**Task:**
Reproduce the material in full, exactly as written.

**Material to process:**
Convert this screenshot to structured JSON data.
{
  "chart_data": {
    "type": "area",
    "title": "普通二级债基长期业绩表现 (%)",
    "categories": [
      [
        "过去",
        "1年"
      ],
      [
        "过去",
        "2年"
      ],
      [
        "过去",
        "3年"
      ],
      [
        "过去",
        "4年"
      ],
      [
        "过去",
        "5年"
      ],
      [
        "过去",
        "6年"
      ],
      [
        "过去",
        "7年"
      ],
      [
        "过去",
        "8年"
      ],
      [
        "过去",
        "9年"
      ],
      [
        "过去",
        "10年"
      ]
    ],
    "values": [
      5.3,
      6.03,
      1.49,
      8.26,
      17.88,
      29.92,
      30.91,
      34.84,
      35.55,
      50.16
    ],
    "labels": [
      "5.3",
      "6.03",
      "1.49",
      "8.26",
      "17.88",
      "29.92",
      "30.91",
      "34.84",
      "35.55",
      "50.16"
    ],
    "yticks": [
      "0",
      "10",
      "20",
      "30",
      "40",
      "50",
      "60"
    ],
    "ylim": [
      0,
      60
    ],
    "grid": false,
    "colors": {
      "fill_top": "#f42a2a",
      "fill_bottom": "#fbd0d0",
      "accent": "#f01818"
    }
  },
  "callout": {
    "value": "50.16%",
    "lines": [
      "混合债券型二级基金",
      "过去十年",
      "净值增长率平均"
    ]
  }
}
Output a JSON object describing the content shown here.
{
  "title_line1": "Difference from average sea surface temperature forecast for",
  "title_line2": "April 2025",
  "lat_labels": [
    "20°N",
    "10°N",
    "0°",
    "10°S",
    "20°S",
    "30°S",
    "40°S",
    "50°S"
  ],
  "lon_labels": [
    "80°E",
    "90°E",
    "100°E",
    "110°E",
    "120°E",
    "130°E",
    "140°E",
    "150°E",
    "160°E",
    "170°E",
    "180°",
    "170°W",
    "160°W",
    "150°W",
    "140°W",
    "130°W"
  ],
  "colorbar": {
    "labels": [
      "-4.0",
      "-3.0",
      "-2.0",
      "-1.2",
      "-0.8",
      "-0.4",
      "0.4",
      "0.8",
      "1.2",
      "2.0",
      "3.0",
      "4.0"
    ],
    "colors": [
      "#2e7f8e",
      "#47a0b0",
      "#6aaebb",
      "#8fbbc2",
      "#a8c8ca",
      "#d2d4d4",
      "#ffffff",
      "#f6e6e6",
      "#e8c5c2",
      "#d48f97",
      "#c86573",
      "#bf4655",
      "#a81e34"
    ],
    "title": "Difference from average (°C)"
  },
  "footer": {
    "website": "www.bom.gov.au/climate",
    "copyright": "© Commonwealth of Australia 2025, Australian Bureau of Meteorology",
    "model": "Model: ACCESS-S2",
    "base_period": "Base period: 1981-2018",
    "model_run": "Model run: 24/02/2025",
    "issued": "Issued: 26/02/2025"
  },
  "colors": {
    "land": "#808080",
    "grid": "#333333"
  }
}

**Worked solution:**
Convert this screenshot to structured JSON data.
{
  "chart_data": {
    "type": "area",
    "title": "普通二级债基长期业绩表现 (%)",
    "categories": [
      [
        "过去",
        "1年"
      ],
      [
        "过去",
        "2年"
      ],
      [
        "过去",
        "3年"
      ],
      [
        "过去",
        "4年"
      ],
      [
        "过去",
        "5年"
      ],
      [
        "过去",
        "6年"
      ],
      [
        "过去",
        "7年"
      ],
      [
        "过去",
        "8年"
      ],
      [
        "过去",
        "9年"
      ],
      [
        "过去",
        "10年"
      ]
    ],
    "values": [
      5.3,
      6.03,
      1.49,
      8.26,
      17.88,
      29.92,
      30.91,
      34.84,
      35.55,
      50.16
    ],
    "labels": [
      "5.3",
      "6.03",
      "1.49",
      "8.26",
      "17.88",
      "29.92",
      "30.91",
      "34.84",
      "35.55",
      "50.16"
    ],
    "yticks": [
      "0",
      "10",
      "20",
      "30",
      "40",
      "50",
      "60"
    ],
    "ylim": [
      0,
      60
    ],
    "grid": false,
    "colors": {
      "fill_top": "#f42a2a",
      "fill_bottom": "#fbd0d0",
      "accent": "#f01818"
    }
  },
  "callout": {
    "value": "50.16%",
    "lines": [
      "混合债券型二级基金",
      "过去十年",
      "净值增长率平均"
    ]
  }
}
Output a JSON object describing the content shown here.
{
  "title_line1": "Difference from average sea surface temperature forecast for",
  "title_line2": "April 2025",
  "lat_labels": [
    "20°N",
    "10°N",
    "0°",
    "10°S",
    "20°S",
    "30°S",
    "40°S",
    "50°S"
  ],
  "lon_labels": [
    "80°E",
    "90°E",
    "100°E",
    "110°E",
    "120°E",
    "130°E",
    "140°E",
    "150°E",
    "160°E",
    "170°E",
    "180°",
    "170°W",
    "160°W",
    "150°W",
    "140°W",
    "130°W"
  ],
  "colorbar": {
    "labels": [
      "-4.0",
      "-3.0",
      "-2.0",
      "-1.2",
      "-0.8",
      "-0.4",
      "0.4",
      "0.8",
      "1.2",
      "2.0",
      "3.0",
      "4.0"
    ],
    "colors": [
      "#2e7f8e",
      "#47a0b0",
      "#6aaebb",
      "#8fbbc2",
      "#a8c8ca",
      "#d2d4d4",
      "#ffffff",
      "#f6e6e6",
      "#e8c5c2",
      "#d48f97",
      "#c86573",
      "#bf4655",
      "#a81e34"
    ],
    "title": "Difference from average (°C)"
  },
  "footer": {
    "website": "www.bom.gov.au/climate",
    "copyright": "© Commonwealth of Australia 2025, Australian Bureau of Meteorology",
    "model": "Model: ACCESS-S2",
    "base_period": "Base period: 1981-2018",
    "model_run": "Model run: 24/02/2025",
    "issued": "Issued: 26/02/2025"
  },
  "colors": {
    "land": "#808080",
    "grid": "#333333"
  }
}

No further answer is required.